*GIVEN INFORMATION*
═══

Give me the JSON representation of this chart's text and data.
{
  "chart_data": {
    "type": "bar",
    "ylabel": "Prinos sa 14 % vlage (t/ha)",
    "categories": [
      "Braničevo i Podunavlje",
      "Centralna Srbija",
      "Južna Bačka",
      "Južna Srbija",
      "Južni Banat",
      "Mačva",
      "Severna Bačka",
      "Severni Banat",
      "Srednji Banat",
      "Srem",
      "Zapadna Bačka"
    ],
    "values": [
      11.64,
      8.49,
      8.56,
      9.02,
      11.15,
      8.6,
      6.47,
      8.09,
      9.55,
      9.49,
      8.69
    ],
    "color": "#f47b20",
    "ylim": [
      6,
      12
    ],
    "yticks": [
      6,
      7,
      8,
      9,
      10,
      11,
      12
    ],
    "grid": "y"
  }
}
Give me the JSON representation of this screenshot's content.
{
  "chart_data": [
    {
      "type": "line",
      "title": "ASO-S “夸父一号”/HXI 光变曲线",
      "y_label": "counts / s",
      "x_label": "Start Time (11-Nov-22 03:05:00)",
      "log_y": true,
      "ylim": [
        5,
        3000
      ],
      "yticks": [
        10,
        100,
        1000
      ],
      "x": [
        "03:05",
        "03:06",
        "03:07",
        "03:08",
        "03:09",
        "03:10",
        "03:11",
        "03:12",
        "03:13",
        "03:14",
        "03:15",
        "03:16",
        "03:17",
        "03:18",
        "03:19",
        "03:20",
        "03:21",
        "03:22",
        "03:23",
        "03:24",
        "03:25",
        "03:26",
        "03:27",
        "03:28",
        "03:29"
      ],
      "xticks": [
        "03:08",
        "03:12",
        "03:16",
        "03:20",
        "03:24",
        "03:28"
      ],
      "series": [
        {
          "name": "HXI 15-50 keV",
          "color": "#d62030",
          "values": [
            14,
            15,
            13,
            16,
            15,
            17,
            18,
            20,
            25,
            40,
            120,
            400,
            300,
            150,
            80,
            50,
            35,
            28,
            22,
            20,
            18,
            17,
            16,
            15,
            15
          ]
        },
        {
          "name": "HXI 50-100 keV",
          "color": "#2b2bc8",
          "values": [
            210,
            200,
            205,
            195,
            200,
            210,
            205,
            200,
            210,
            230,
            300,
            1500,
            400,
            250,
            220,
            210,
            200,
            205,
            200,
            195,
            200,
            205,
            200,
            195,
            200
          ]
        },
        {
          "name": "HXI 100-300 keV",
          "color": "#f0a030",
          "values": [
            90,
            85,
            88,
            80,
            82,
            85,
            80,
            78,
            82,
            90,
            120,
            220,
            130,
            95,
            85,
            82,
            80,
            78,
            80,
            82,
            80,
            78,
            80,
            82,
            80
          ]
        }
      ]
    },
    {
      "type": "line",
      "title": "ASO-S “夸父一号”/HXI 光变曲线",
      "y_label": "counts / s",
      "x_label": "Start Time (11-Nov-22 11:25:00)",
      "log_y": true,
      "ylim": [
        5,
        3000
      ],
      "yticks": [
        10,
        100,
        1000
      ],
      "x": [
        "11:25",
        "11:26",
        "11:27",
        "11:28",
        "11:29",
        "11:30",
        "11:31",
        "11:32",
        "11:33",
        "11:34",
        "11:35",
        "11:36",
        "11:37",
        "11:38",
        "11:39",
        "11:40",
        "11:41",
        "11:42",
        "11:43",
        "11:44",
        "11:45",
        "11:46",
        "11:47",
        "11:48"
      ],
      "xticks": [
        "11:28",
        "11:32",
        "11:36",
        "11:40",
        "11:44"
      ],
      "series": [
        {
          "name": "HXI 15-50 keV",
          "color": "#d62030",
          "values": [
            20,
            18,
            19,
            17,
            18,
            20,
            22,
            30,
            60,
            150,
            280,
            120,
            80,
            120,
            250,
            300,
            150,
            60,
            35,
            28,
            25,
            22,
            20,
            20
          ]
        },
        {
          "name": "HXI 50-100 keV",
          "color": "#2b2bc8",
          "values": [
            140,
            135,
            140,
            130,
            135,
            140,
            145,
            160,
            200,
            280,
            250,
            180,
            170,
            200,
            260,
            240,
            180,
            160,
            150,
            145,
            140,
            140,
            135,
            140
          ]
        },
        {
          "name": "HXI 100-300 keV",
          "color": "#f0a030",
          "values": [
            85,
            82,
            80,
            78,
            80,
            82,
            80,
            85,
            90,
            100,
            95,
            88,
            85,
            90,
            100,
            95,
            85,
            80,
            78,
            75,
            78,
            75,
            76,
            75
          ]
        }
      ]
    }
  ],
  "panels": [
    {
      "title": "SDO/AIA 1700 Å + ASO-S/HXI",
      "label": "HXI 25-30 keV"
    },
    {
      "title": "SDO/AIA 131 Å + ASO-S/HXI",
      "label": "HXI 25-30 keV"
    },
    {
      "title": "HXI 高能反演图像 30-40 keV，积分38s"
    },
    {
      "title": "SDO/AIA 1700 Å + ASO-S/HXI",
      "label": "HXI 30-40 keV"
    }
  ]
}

═══

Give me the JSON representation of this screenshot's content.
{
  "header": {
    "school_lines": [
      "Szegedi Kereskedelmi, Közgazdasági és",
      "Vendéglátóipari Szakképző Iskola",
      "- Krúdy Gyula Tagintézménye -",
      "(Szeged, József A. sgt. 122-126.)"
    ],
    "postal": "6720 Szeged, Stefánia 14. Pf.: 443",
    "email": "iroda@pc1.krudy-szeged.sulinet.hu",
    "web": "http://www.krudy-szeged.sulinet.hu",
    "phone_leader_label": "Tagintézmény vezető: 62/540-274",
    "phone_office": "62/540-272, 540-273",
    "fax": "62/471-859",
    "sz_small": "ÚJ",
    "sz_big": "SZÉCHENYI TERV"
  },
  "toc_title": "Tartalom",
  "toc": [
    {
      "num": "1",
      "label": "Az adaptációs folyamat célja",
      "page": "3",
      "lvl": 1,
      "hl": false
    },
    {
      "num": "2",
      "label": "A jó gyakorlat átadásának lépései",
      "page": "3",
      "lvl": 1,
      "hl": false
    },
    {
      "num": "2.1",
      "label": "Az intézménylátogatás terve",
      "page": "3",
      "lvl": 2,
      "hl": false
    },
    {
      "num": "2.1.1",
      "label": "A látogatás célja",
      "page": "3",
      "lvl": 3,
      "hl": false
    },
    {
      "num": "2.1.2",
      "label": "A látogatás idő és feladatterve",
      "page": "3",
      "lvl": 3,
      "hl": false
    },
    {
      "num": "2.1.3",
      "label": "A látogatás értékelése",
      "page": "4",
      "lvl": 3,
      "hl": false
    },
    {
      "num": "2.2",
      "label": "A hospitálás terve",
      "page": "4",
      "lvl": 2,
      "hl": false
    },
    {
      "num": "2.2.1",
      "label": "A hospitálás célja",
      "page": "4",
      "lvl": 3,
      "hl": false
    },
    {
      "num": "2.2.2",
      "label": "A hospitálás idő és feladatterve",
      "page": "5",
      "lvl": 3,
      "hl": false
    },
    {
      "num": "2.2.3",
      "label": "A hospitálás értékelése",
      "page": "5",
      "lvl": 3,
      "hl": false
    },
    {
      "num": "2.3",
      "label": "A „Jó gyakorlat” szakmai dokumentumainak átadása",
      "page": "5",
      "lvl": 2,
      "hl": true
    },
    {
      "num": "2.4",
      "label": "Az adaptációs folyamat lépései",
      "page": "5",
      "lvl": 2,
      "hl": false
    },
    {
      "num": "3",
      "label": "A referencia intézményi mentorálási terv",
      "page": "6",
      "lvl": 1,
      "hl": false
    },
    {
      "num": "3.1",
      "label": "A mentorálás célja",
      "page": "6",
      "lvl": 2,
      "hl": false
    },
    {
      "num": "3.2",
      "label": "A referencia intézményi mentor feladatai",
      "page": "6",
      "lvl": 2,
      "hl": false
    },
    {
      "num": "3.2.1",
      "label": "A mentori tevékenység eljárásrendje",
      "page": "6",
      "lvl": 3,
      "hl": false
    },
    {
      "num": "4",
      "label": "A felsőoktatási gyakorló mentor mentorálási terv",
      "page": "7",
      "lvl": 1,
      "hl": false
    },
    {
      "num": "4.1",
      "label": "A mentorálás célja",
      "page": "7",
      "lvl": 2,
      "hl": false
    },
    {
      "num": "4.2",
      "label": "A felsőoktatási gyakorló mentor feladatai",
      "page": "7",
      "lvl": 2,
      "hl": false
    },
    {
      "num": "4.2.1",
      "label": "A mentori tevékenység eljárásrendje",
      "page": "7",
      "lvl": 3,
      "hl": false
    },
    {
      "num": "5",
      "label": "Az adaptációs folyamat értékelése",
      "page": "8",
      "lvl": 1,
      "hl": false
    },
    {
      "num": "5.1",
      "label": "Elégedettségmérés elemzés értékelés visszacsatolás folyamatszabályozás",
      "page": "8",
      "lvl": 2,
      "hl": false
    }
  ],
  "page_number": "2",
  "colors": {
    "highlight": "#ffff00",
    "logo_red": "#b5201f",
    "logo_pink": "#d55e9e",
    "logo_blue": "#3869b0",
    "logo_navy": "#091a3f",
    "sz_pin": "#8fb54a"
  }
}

═══

*PROBLEM STATEMENT*
Go through the entries above and count the lines containing the word "értékelése"; give only that count.

*RESPONSE FOR THIS EXERCISE*
3